— Start Records for this task —

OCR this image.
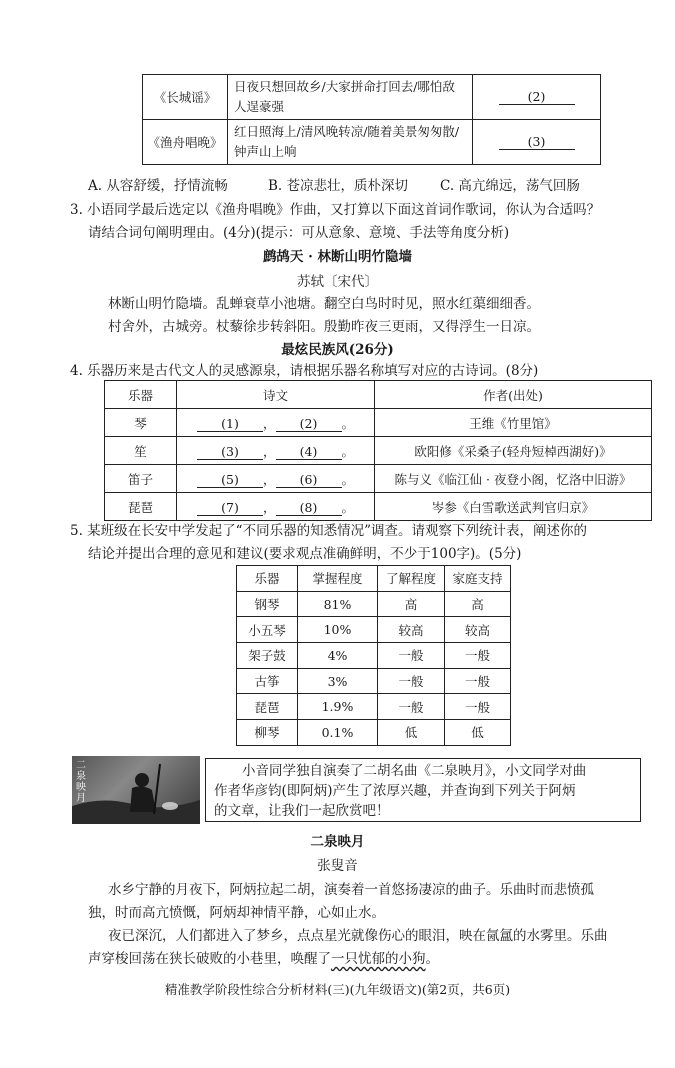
《长城谣》	日夜只想回故乡/大家拼命打回去/哪怕敌人逞豪强	(2)
《渔舟唱晚》	红日照海上/清风晚转凉/随着美景匆匆散/钟声山上响	(3)
A. 从容舒缓，抒情流畅	B. 苍凉悲壮，质朴深切 C. 高亢绵远，荡气回肠
3. 小语同学最后选定以《渔舟唱晚》作曲，又打算以下面这首词作歌词，你认为合适吗？
请结合词句阐明理由。(4分)(提示：可从意象、意境、手法等角度分析)
鹧鸪天 · 林断山明竹隐墙
苏轼〔宋代〕
林断山明竹隐墙。乱蝉衰草小池塘。翻空白鸟时时见，照水红蕖细细香。
村舍外，古城旁。杖藜徐步转斜阳。殷勤昨夜三更雨，又得浮生一日凉。
最炫民族风(26分)
4. 乐器历来是古代文人的灵感源泉，请根据乐器名称填写对应的古诗词。(8分)
乐器	诗文	作者(出处)
琴	(1) ， (2) 。	王维《竹里馆》
笙	(3) ， (4) 。	欧阳修《采桑子(轻舟短棹西湖好)》
笛子	(5) ， (6) 。	陈与义《临江仙 · 夜登小阁，忆洛中旧游》
琵琶	(7) ， (8) 。	岑参《白雪歌送武判官归京》
5. 某班级在长安中学发起了“不同乐器的知悉情况”调查。请观察下列统计表，阐述你的
结论并提出合理的意见和建议(要求观点准确鲜明，不少于100字)。(5分)
乐器	掌握程度	了解程度	家庭支持
钢琴	81%	高	高
小五琴	10%	较高	较高
架子鼓	4%	一般	一般
古筝	3%	一般	一般
琵琶	1.9%	一般	一般
柳琴	0.1%	低	低
二泉映月
小音同学独自演奏了二胡名曲《二泉映月》，小文同学对曲
作者华彦钧(即阿炳)产生了浓厚兴趣，并查询到下列关于阿炳
的文章，让我们一起欣赏吧！
二泉映月
张叟音
水乡宁静的月夜下，阿炳拉起二胡，演奏着一首悠扬凄凉的曲子。乐曲时而悲愤孤
独，时而高亢愤慨，阿炳却神情平静，心如止水。
夜已深沉，人们都进入了梦乡，点点星光就像伤心的眼泪，映在氤氲的水雾里。乐曲
声穿梭回荡在狭长破败的小巷里，唤醒了一只忧郁的小狗。
精准教学阶段性综合分析材料(三)(九年级语文)(第2页，共6页)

— End Records for this task —

_Problem description_:
Exclude the pictures and repeat every other part of the records word for word.

_Final answer_:
OCR this image.
《长城谣》	日夜只想回故乡/大家拼命打回去/哪怕敌人逞豪强	(2)
《渔舟唱晚》	红日照海上/清风晚转凉/随着美景匆匆散/钟声山上响	(3)
A. 从容舒缓，抒情流畅	B. 苍凉悲壮，质朴深切 C. 高亢绵远，荡气回肠
3. 小语同学最后选定以《渔舟唱晚》作曲，又打算以下面这首词作歌词，你认为合适吗？
请结合词句阐明理由。(4分)(提示：可从意象、意境、手法等角度分析)
鹧鸪天 · 林断山明竹隐墙
苏轼〔宋代〕
林断山明竹隐墙。乱蝉衰草小池塘。翻空白鸟时时见，照水红蕖细细香。
村舍外，古城旁。杖藜徐步转斜阳。殷勤昨夜三更雨，又得浮生一日凉。
最炫民族风(26分)
4. 乐器历来是古代文人的灵感源泉，请根据乐器名称填写对应的古诗词。(8分)
乐器	诗文	作者(出处)
琴	(1) ， (2) 。	王维《竹里馆》
笙	(3) ， (4) 。	欧阳修《采桑子(轻舟短棹西湖好)》
笛子	(5) ， (6) 。	陈与义《临江仙 · 夜登小阁，忆洛中旧游》
琵琶	(7) ， (8) 。	岑参《白雪歌送武判官归京》
5. 某班级在长安中学发起了“不同乐器的知悉情况”调查。请观察下列统计表，阐述你的
结论并提出合理的意见和建议(要求观点准确鲜明，不少于100字)。(5分)
乐器	掌握程度	了解程度	家庭支持
钢琴	81%	高	高
小五琴	10%	较高	较高
架子鼓	4%	一般	一般
古筝	3%	一般	一般
琵琶	1.9%	一般	一般
柳琴	0.1%	低	低
二泉映月
小音同学独自演奏了二胡名曲《二泉映月》，小文同学对曲
作者华彦钧(即阿炳)产生了浓厚兴趣，并查询到下列关于阿炳
的文章，让我们一起欣赏吧！
二泉映月
张叟音
水乡宁静的月夜下，阿炳拉起二胡，演奏着一首悠扬凄凉的曲子。乐曲时而悲愤孤
独，时而高亢愤慨，阿炳却神情平静，心如止水。
夜已深沉，人们都进入了梦乡，点点星光就像伤心的眼泪，映在氤氲的水雾里。乐曲
声穿梭回荡在狭长破败的小巷里，唤醒了一只忧郁的小狗。
精准教学阶段性综合分析材料(三)(九年级语文)(第2页，共6页)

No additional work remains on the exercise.